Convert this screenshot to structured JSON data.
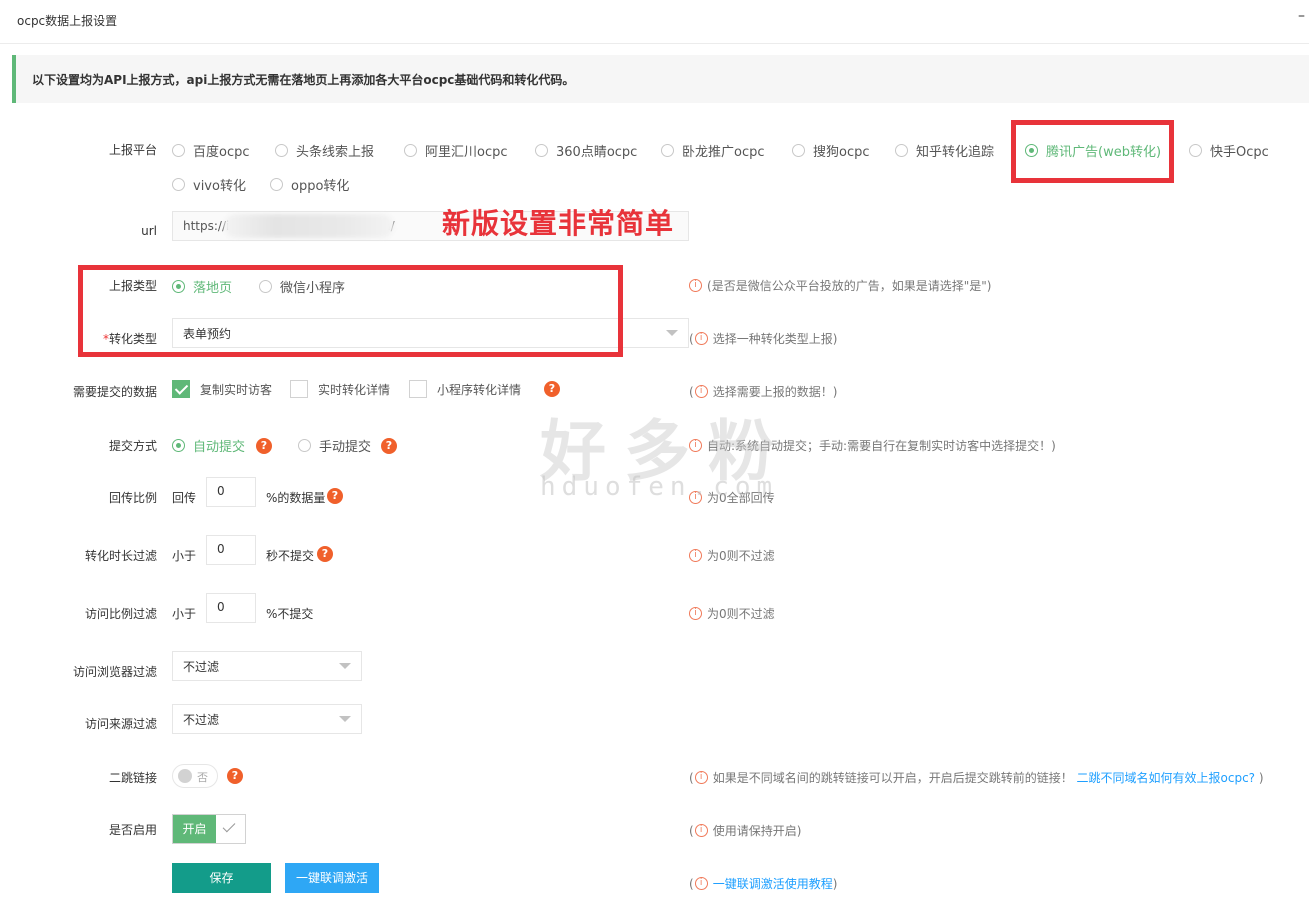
{
  "window": {
    "title": "ocpc数据上报设置",
    "minimize_glyph": "–"
  },
  "notice": "以下设置均为API上报方式，api上报方式无需在落地页上再添加各大平台ocpc基础代码和转化代码。",
  "platform": {
    "label": "上报平台",
    "options": [
      "百度ocpc",
      "头条线索上报",
      "阿里汇川ocpc",
      "360点睛ocpc",
      "卧龙推广ocpc",
      "搜狗ocpc",
      "知乎转化追踪",
      "腾讯广告(web转化)",
      "快手Ocpc",
      "vivo转化",
      "oppo转化"
    ],
    "selected": "腾讯广告(web转化)"
  },
  "url": {
    "label": "url",
    "value_prefix": "https://i",
    "value_suffix": "n/"
  },
  "annotation": "新版设置非常简单",
  "report_type": {
    "label": "上报类型",
    "options": [
      "落地页",
      "微信小程序"
    ],
    "selected": "落地页",
    "tip": "是否是微信公众平台投放的广告，如果是请选择\"是\""
  },
  "conversion_type": {
    "required_mark": "*",
    "label": "转化类型",
    "value": "表单预约",
    "tip": "选择一种转化类型上报"
  },
  "submit_data": {
    "label": "需要提交的数据",
    "options": [
      {
        "label": "复制实时访客",
        "checked": true
      },
      {
        "label": "实时转化详情",
        "checked": false
      },
      {
        "label": "小程序转化详情",
        "checked": false
      }
    ],
    "tip": "选择需要上报的数据！"
  },
  "submit_mode": {
    "label": "提交方式",
    "options": [
      "自动提交",
      "手动提交"
    ],
    "selected": "自动提交",
    "tip": "自动:系统自动提交；手动:需要自行在复制实时访客中选择提交！"
  },
  "return_ratio": {
    "label": "回传比例",
    "prefix": "回传",
    "value": "0",
    "suffix": "%的数据量",
    "tip": "为0全部回传"
  },
  "duration_filter": {
    "label": "转化时长过滤",
    "prefix": "小于",
    "value": "0",
    "suffix": "秒不提交",
    "tip": "为0则不过滤"
  },
  "visit_ratio_filter": {
    "label": "访问比例过滤",
    "prefix": "小于",
    "value": "0",
    "suffix": "%不提交",
    "tip": "为0则不过滤"
  },
  "browser_filter": {
    "label": "访问浏览器过滤",
    "value": "不过滤"
  },
  "source_filter": {
    "label": "访问来源过滤",
    "value": "不过滤"
  },
  "redirect_link": {
    "label": "二跳链接",
    "toggle_text": "否",
    "tip": "如果是不同域名间的跳转链接可以开启，开启后提交跳转前的链接！",
    "tip_link": "二跳不同域名如何有效上报ocpc?"
  },
  "enabled": {
    "label": "是否启用",
    "on_text": "开启",
    "tip": "使用请保持开启"
  },
  "buttons": {
    "save": "保存",
    "test": "一键联调激活"
  },
  "test_tip": "一键联调激活使用教程",
  "help_glyph": "?",
  "info_glyph": "i",
  "watermark": {
    "cn": "好多粉",
    "en": "hduofen.com"
  },
  "colors": {
    "accent_green": "#5fb878",
    "save_teal": "#139c8a",
    "test_blue": "#2ea7f5",
    "annotation_red": "#e8333a",
    "help_orange": "#f0602b"
  }
}
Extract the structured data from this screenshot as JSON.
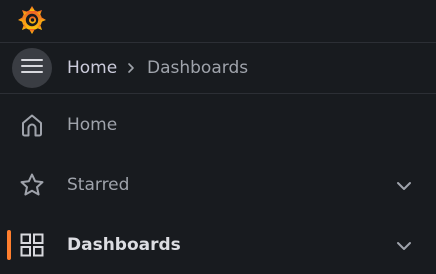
{
  "breadcrumb": {
    "home": "Home",
    "current": "Dashboards"
  },
  "nav": {
    "items": [
      {
        "label": "Home",
        "icon": "home-icon",
        "has_chevron": false,
        "active": false
      },
      {
        "label": "Starred",
        "icon": "star-icon",
        "has_chevron": true,
        "active": false
      },
      {
        "label": "Dashboards",
        "icon": "apps-grid-icon",
        "has_chevron": true,
        "active": true
      }
    ]
  },
  "colors": {
    "background": "#181b1f",
    "accent": "#ff7f2e",
    "text_muted": "#9fa3ab",
    "text_primary": "#dcdde2"
  }
}
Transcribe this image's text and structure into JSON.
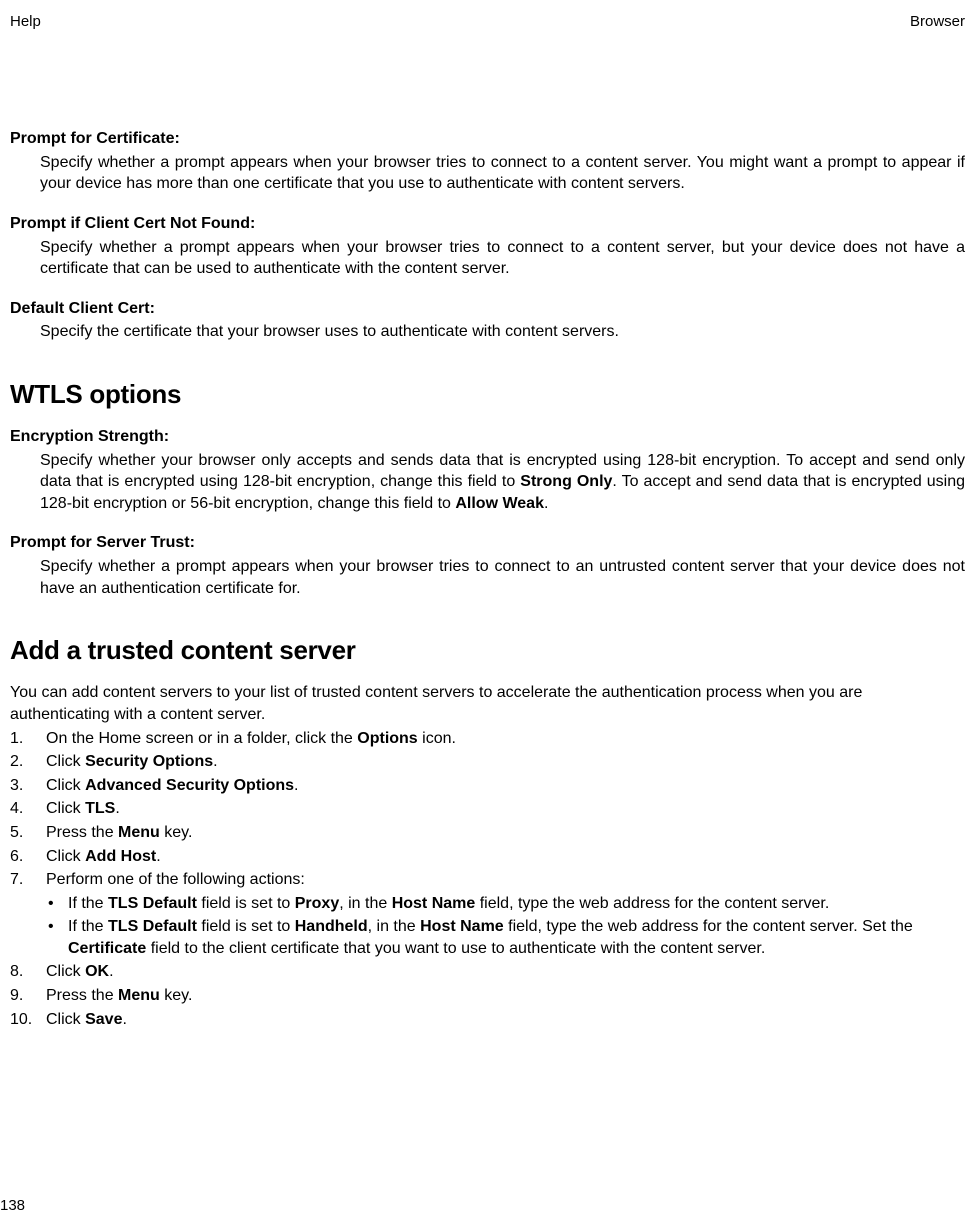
{
  "header": {
    "left": "Help",
    "right": "Browser"
  },
  "pageNumber": "138",
  "defs": {
    "promptForCertificate": {
      "term": "Prompt for Certificate",
      "body": "Specify whether a prompt appears when your browser tries to connect to a content server. You might want a prompt to appear if your device has more than one certificate that you use to authenticate with content servers."
    },
    "promptIfNotFound": {
      "term": "Prompt if Client Cert Not Found",
      "body": "Specify whether a prompt appears when your browser tries to connect to a content server, but your device does not have a certificate that can be used to authenticate with the content server."
    },
    "defaultClientCert": {
      "term": "Default Client Cert",
      "body": "Specify the certificate that your browser uses to authenticate with content servers."
    },
    "encryptionStrength": {
      "term": "Encryption Strength",
      "body_pre": "Specify whether your browser only accepts and sends data that is encrypted using 128-bit encryption. To accept and send only data that is encrypted using 128-bit encryption, change this field to ",
      "strongOnly": "Strong Only",
      "body_mid": ". To accept and send data that is encrypted using 128-bit encryption or 56-bit encryption, change this field to ",
      "allowWeak": "Allow Weak",
      "body_end": "."
    },
    "promptServerTrust": {
      "term": "Prompt for Server Trust",
      "body": "Specify whether a prompt appears when your browser tries to connect to an untrusted content server that your device does not have an authentication certificate for."
    }
  },
  "headings": {
    "wtls": "WTLS options",
    "addTrusted": "Add a trusted content server"
  },
  "addTrusted": {
    "intro": "You can add content servers to your list of trusted content servers to accelerate the authentication process when you are authenticating with a content server.",
    "steps": {
      "s1_pre": "On the Home screen or in a folder, click the ",
      "s1_b": "Options",
      "s1_post": " icon.",
      "s2_pre": "Click ",
      "s2_b": "Security Options",
      "s2_post": ".",
      "s3_pre": "Click ",
      "s3_b": "Advanced Security Options",
      "s3_post": ".",
      "s4_pre": "Click ",
      "s4_b": "TLS",
      "s4_post": ".",
      "s5_pre": "Press the ",
      "s5_b": "Menu",
      "s5_post": " key.",
      "s6_pre": "Click ",
      "s6_b": "Add Host",
      "s6_post": ".",
      "s7_text": "Perform one of the following actions:",
      "s7a_1": "If the ",
      "s7a_2": "TLS Default",
      "s7a_3": " field is set to ",
      "s7a_4": "Proxy",
      "s7a_5": ", in the ",
      "s7a_6": "Host Name",
      "s7a_7": " field, type the web address for the content server.",
      "s7b_1": "If the ",
      "s7b_2": "TLS Default",
      "s7b_3": " field is set to ",
      "s7b_4": "Handheld",
      "s7b_5": ", in the ",
      "s7b_6": "Host Name",
      "s7b_7": " field, type the web address for the content server. Set the ",
      "s7b_8": "Certificate",
      "s7b_9": " field to the client certificate that you want to use to authenticate with the content server.",
      "s8_pre": "Click ",
      "s8_b": "OK",
      "s8_post": ".",
      "s9_pre": "Press the ",
      "s9_b": "Menu",
      "s9_post": " key.",
      "s10_pre": "Click ",
      "s10_b": "Save",
      "s10_post": "."
    }
  }
}
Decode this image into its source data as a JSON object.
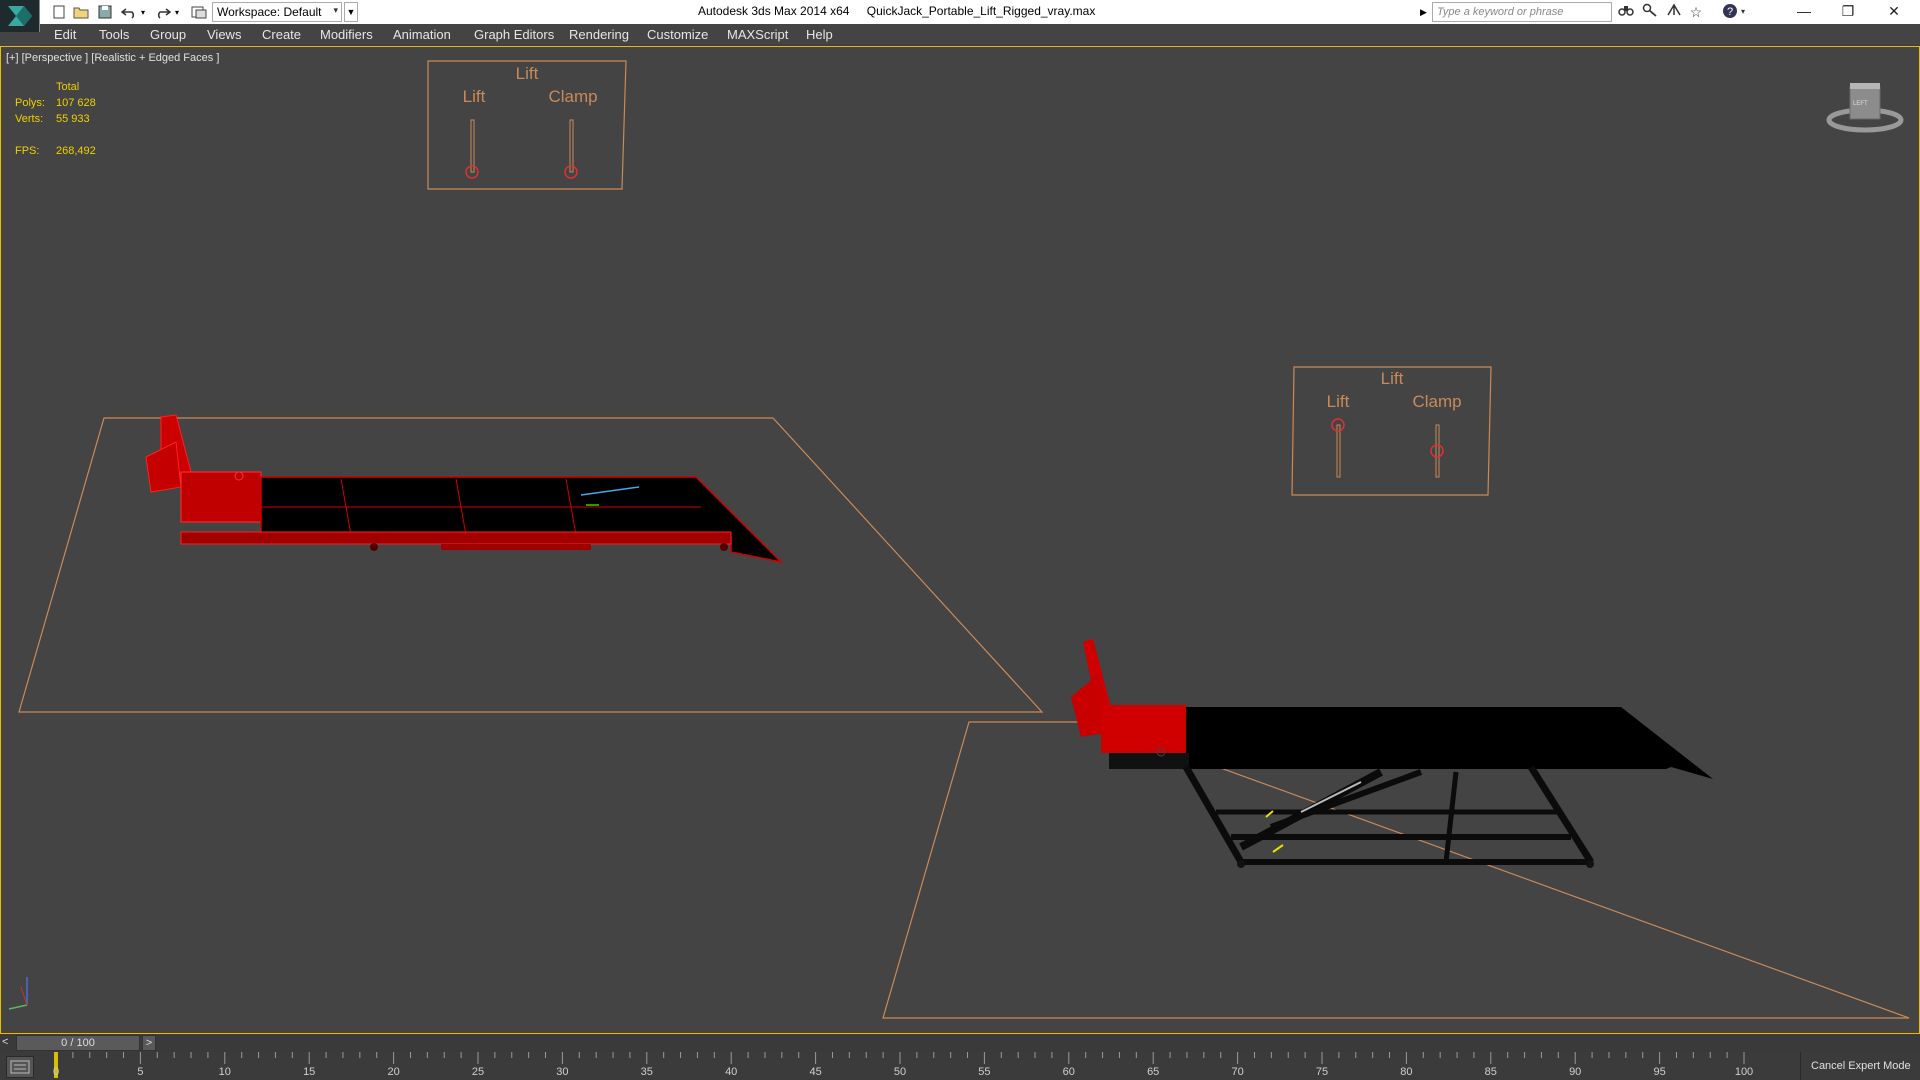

What this task involves:
Set the listing down in full and exactly. Pictures within it should not appear in the copy.

Output of the task:
Convert this screenshot to structured JSON data.
{
  "window": {
    "title": "ocpc数据上报设置",
    "minimize_glyph": "–"
  },
  "notice": "以下设置均为API上报方式，api上报方式无需在落地页上再添加各大平台ocpc基础代码和转化代码。",
  "platform": {
    "label": "上报平台",
    "options": [
      "百度ocpc",
      "头条线索上报",
      "阿里汇川ocpc",
      "360点睛ocpc",
      "卧龙推广ocpc",
      "搜狗ocpc",
      "知乎转化追踪",
      "腾讯广告(web转化)",
      "快手Ocpc",
      "vivo转化",
      "oppo转化"
    ],
    "selected": "腾讯广告(web转化)"
  },
  "url": {
    "label": "url",
    "value_prefix": "https://i",
    "value_suffix": "n/"
  },
  "annotation": "新版设置非常简单",
  "report_type": {
    "label": "上报类型",
    "options": [
      "落地页",
      "微信小程序"
    ],
    "selected": "落地页",
    "tip": "是否是微信公众平台投放的广告，如果是请选择\"是\""
  },
  "conversion_type": {
    "required_mark": "*",
    "label": "转化类型",
    "value": "表单预约",
    "tip": "选择一种转化类型上报"
  },
  "submit_data": {
    "label": "需要提交的数据",
    "options": [
      {
        "label": "复制实时访客",
        "checked": true
      },
      {
        "label": "实时转化详情",
        "checked": false
      },
      {
        "label": "小程序转化详情",
        "checked": false
      }
    ],
    "tip": "选择需要上报的数据！"
  },
  "submit_mode": {
    "label": "提交方式",
    "options": [
      "自动提交",
      "手动提交"
    ],
    "selected": "自动提交",
    "tip": "自动:系统自动提交；手动:需要自行在复制实时访客中选择提交！"
  },
  "return_ratio": {
    "label": "回传比例",
    "prefix": "回传",
    "value": "0",
    "suffix": "%的数据量",
    "tip": "为0全部回传"
  },
  "duration_filter": {
    "label": "转化时长过滤",
    "prefix": "小于",
    "value": "0",
    "suffix": "秒不提交",
    "tip": "为0则不过滤"
  },
  "visit_ratio_filter": {
    "label": "访问比例过滤",
    "prefix": "小于",
    "value": "0",
    "suffix": "%不提交",
    "tip": "为0则不过滤"
  },
  "browser_filter": {
    "label": "访问浏览器过滤",
    "value": "不过滤"
  },
  "source_filter": {
    "label": "访问来源过滤",
    "value": "不过滤"
  },
  "redirect_link": {
    "label": "二跳链接",
    "toggle_text": "否",
    "tip": "如果是不同域名间的跳转链接可以开启，开启后提交跳转前的链接！",
    "tip_link": "二跳不同域名如何有效上报ocpc?"
  },
  "enabled": {
    "label": "是否启用",
    "on_text": "开启",
    "tip": "使用请保持开启"
  },
  "buttons": {
    "save": "保存",
    "test": "一键联调激活"
  },
  "test_tip": "一键联调激活使用教程",
  "help_glyph": "?",
  "info_glyph": "i",
  "watermark": {
    "cn": "好多粉",
    "en": "hduofen.com"
  },
  "colors": {
    "accent_green": "#5fb878",
    "save_teal": "#139c8a",
    "test_blue": "#2ea7f5",
    "annotation_red": "#e8333a",
    "help_orange": "#f0602b"
  }
}
Extract the structured data from this screenshot as JSON.
{
  "breadcrumb": {
    "home": "Home",
    "current": "Dashboards"
  },
  "nav": {
    "items": [
      {
        "label": "Home",
        "icon": "home-icon",
        "has_chevron": false,
        "active": false
      },
      {
        "label": "Starred",
        "icon": "star-icon",
        "has_chevron": true,
        "active": false
      },
      {
        "label": "Dashboards",
        "icon": "apps-grid-icon",
        "has_chevron": true,
        "active": true
      }
    ]
  },
  "colors": {
    "background": "#181b1f",
    "accent": "#ff7f2e",
    "text_muted": "#9fa3ab",
    "text_primary": "#dcdde2"
  }
}
Transcribe this image's text and structure into JSON.
{
  "header": {
    "left": "Help",
    "right": "Browser"
  },
  "pageNumber": "138",
  "defs": {
    "promptForCertificate": {
      "term": "Prompt for Certificate",
      "body": "Specify whether a prompt appears when your browser tries to connect to a content server. You might want a prompt to appear if your device has more than one certificate that you use to authenticate with content servers."
    },
    "promptIfNotFound": {
      "term": "Prompt if Client Cert Not Found",
      "body": "Specify whether a prompt appears when your browser tries to connect to a content server, but your device does not have a certificate that can be used to authenticate with the content server."
    },
    "defaultClientCert": {
      "term": "Default Client Cert",
      "body": "Specify the certificate that your browser uses to authenticate with content servers."
    },
    "encryptionStrength": {
      "term": "Encryption Strength",
      "body_pre": "Specify whether your browser only accepts and sends data that is encrypted using 128-bit encryption. To accept and send only data that is encrypted using 128-bit encryption, change this field to ",
      "strongOnly": "Strong Only",
      "body_mid": ". To accept and send data that is encrypted using 128-bit encryption or 56-bit encryption, change this field to ",
      "allowWeak": "Allow Weak",
      "body_end": "."
    },
    "promptServerTrust": {
      "term": "Prompt for Server Trust",
      "body": "Specify whether a prompt appears when your browser tries to connect to an untrusted content server that your device does not have an authentication certificate for."
    }
  },
  "headings": {
    "wtls": "WTLS options",
    "addTrusted": "Add a trusted content server"
  },
  "addTrusted": {
    "intro": "You can add content servers to your list of trusted content servers to accelerate the authentication process when you are authenticating with a content server.",
    "steps": {
      "s1_pre": "On the Home screen or in a folder, click the ",
      "s1_b": "Options",
      "s1_post": " icon.",
      "s2_pre": "Click ",
      "s2_b": "Security Options",
      "s2_post": ".",
      "s3_pre": "Click ",
      "s3_b": "Advanced Security Options",
      "s3_post": ".",
      "s4_pre": "Click ",
      "s4_b": "TLS",
      "s4_post": ".",
      "s5_pre": "Press the ",
      "s5_b": "Menu",
      "s5_post": " key.",
      "s6_pre": "Click ",
      "s6_b": "Add Host",
      "s6_post": ".",
      "s7_text": "Perform one of the following actions:",
      "s7a_1": "If the ",
      "s7a_2": "TLS Default",
      "s7a_3": " field is set to ",
      "s7a_4": "Proxy",
      "s7a_5": ", in the ",
      "s7a_6": "Host Name",
      "s7a_7": " field, type the web address for the content server.",
      "s7b_1": "If the ",
      "s7b_2": "TLS Default",
      "s7b_3": " field is set to ",
      "s7b_4": "Handheld",
      "s7b_5": ", in the ",
      "s7b_6": "Host Name",
      "s7b_7": " field, type the web address for the content server. Set the ",
      "s7b_8": "Certificate",
      "s7b_9": " field to the client certificate that you want to use to authenticate with the content server.",
      "s8_pre": "Click ",
      "s8_b": "OK",
      "s8_post": ".",
      "s9_pre": "Press the ",
      "s9_b": "Menu",
      "s9_post": " key.",
      "s10_pre": "Click ",
      "s10_b": "Save",
      "s10_post": "."
    }
  }
}
Decode this image into its source data as a JSON object.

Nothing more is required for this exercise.